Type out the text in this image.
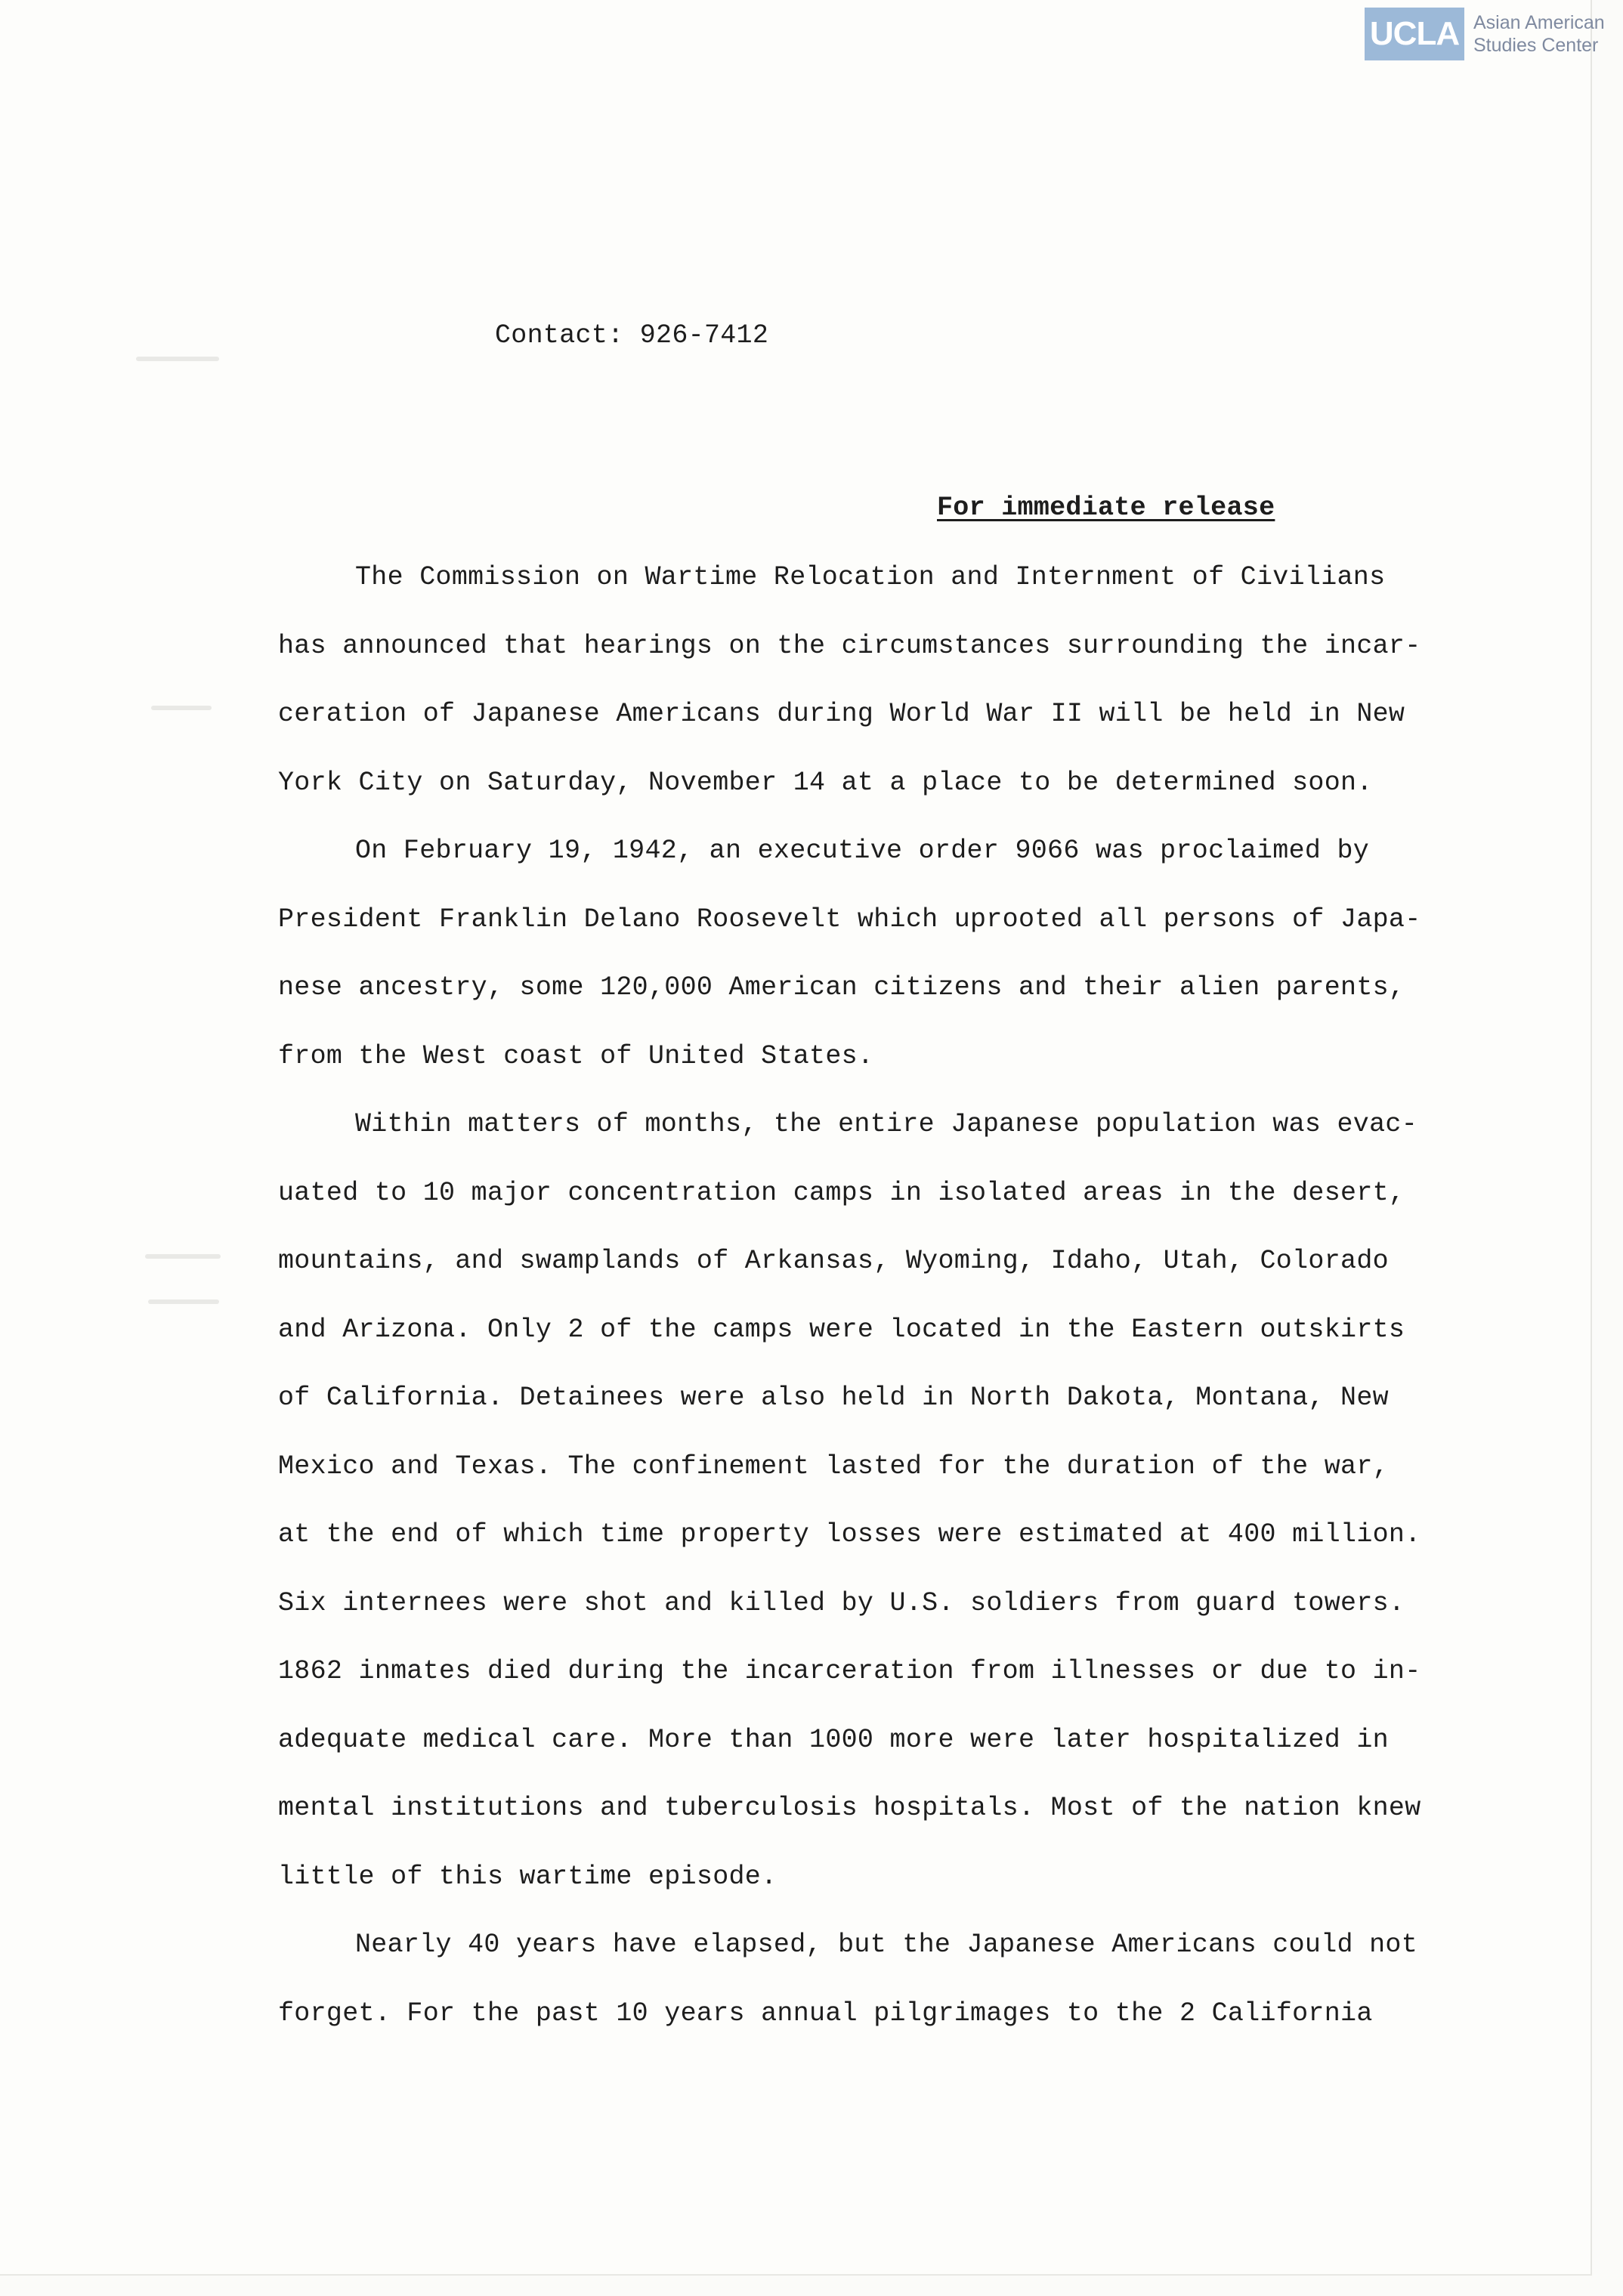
UCLA Asian American
Studies Center
Contact: 926-7412
For immediate release
The Commission on Wartime Relocation and Internment of Civilians
has announced that hearings on the circumstances surrounding the incar-
ceration of Japanese Americans during World War II will be held in New
York City on Saturday, November 14 at a place to be determined soon.
On February 19, 1942, an executive order 9066 was proclaimed by
President Franklin Delano Roosevelt which uprooted all persons of Japa-
nese ancestry, some 120,000 American citizens and their alien parents,
from the West coast of United States.
Within matters of months, the entire Japanese population was evac-
uated to 10 major concentration camps in isolated areas in the desert,
mountains, and swamplands of Arkansas, Wyoming, Idaho, Utah, Colorado
and Arizona. Only 2 of the camps were located in the Eastern outskirts
of California. Detainees were also held in North Dakota, Montana, New
Mexico and Texas. The confinement lasted for the duration of the war,
at the end of which time property losses were estimated at 400 million.
Six internees were shot and killed by U.S. soldiers from guard towers.
1862 inmates died during the incarceration from illnesses or due to in-
adequate medical care. More than 1000 more were later hospitalized in
mental institutions and tuberculosis hospitals. Most of the nation knew
little of this wartime episode.
Nearly 40 years have elapsed, but the Japanese Americans could not
forget. For the past 10 years annual pilgrimages to the 2 California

The task: Go through the records and show every line with the string "California" in it.

Written answer:
of California. Detainees were also held in North Dakota, Montana, New
forget. For the past 10 years annual pilgrimages to the 2 California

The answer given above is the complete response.